▶ [Written request]: Give only the number of lines that hold the word "JSON".

▶ [The input]:
────────────────────
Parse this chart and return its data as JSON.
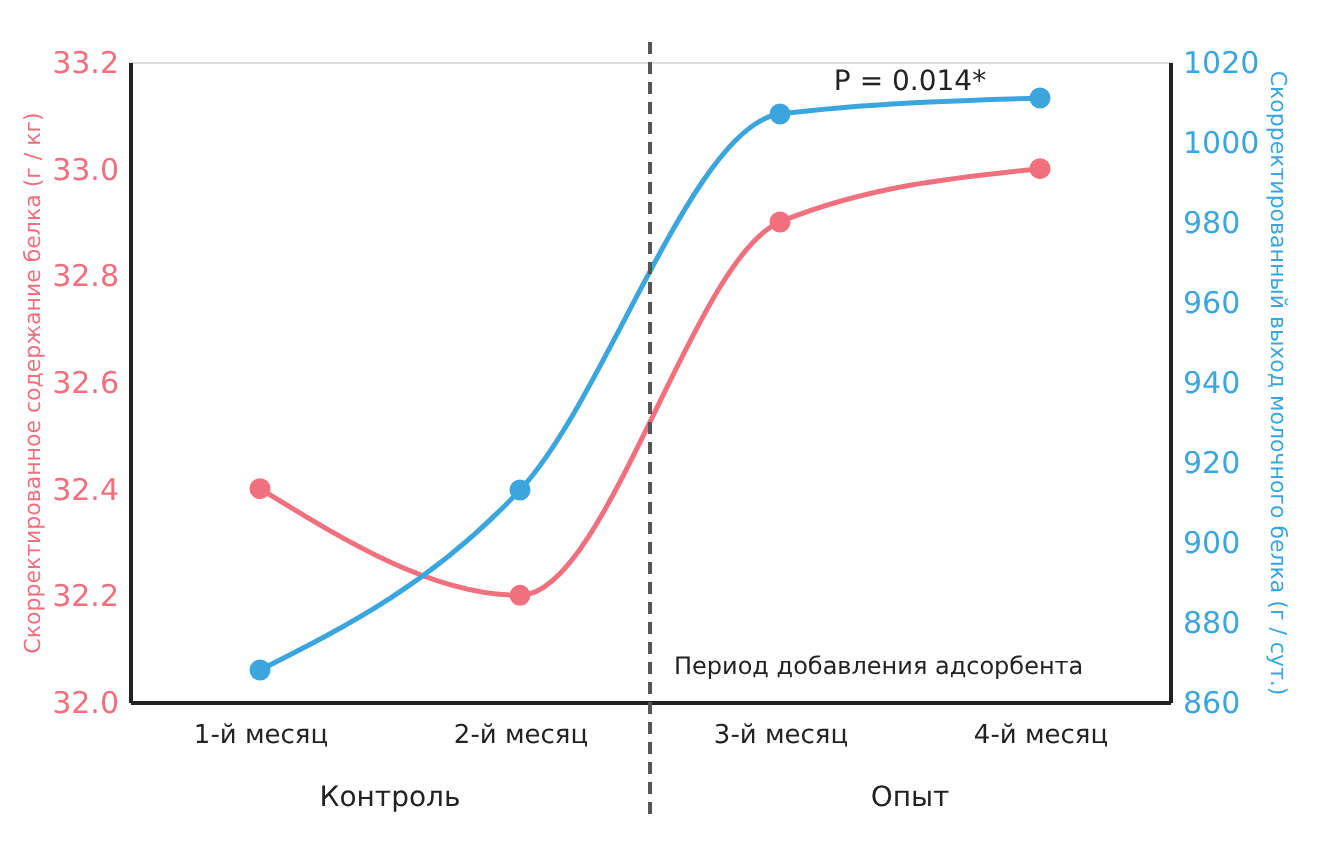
{
  "chart_data": {
    "type": "line",
    "x": [
      1,
      2,
      3,
      4
    ],
    "xlim": [
      0.5,
      4.5
    ],
    "xticks": [
      {
        "value": 1,
        "label": "1-й месяц"
      },
      {
        "value": 2,
        "label": "2-й месяц"
      },
      {
        "value": 3,
        "label": "3-й месяц"
      },
      {
        "value": 4,
        "label": "4-й месяц"
      }
    ],
    "ylabel": "Скорректированное содержание белка (г / кг)",
    "y2label": "Скорректированный выход молочного белка (г / сут.)",
    "ylim": [
      32.0,
      33.2
    ],
    "yticks": [
      {
        "value": 32.0,
        "label": "32.0"
      },
      {
        "value": 32.2,
        "label": "32.2"
      },
      {
        "value": 32.4,
        "label": "32.4"
      },
      {
        "value": 32.6,
        "label": "32.6"
      },
      {
        "value": 32.8,
        "label": "32.8"
      },
      {
        "value": 33.0,
        "label": "33.0"
      },
      {
        "value": 33.2,
        "label": "33.2"
      }
    ],
    "y2lim": [
      860,
      1020
    ],
    "y2ticks": [
      860,
      880,
      900,
      920,
      940,
      960,
      980,
      1000,
      1020
    ],
    "series": [
      {
        "color": "#f0707e",
        "values": [
          32.4,
          32.2,
          32.9,
          33.0
        ],
        "axis": "y"
      },
      {
        "color": "#3aa6dd",
        "values": [
          868,
          913,
          1007,
          1011
        ],
        "axis": "y2"
      }
    ],
    "ref_lines": [
      {
        "axis": "x",
        "value": 2.5,
        "label": "Период добавления адсорбента",
        "color": "#555555",
        "line_style": "dashed"
      }
    ],
    "annotations": [
      "P = 0.014*",
      "Контроль",
      "Опыт"
    ],
    "marker": "circle",
    "grid": false
  }
}
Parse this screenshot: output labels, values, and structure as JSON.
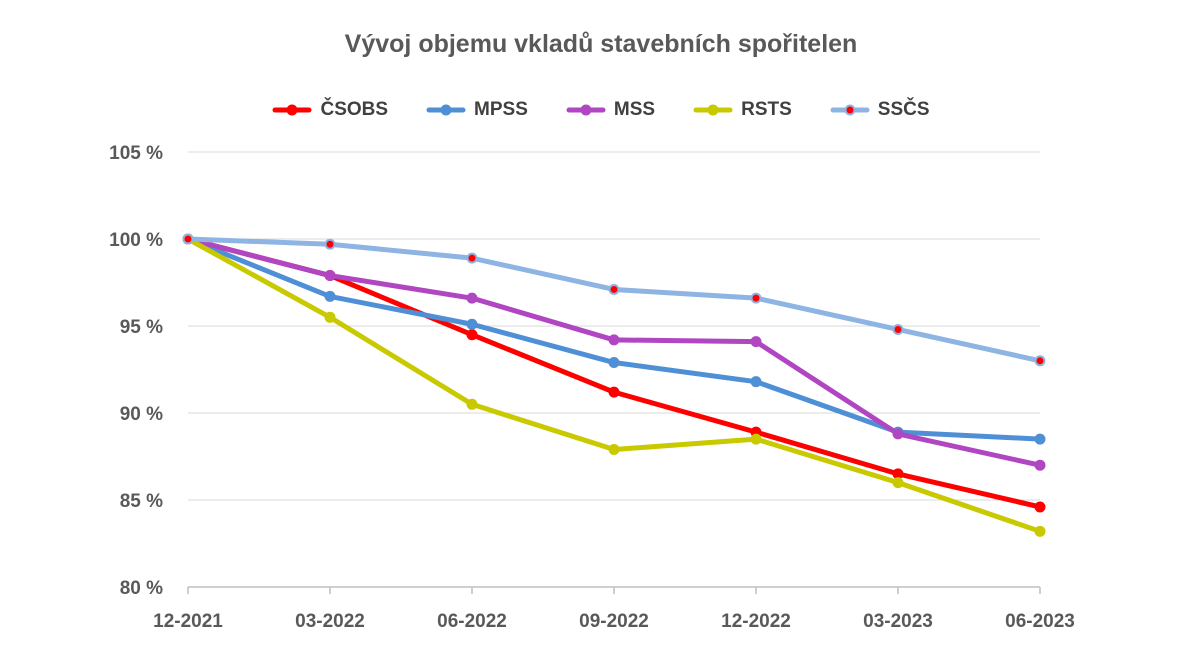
────────────────────
▶ [The answer]: 2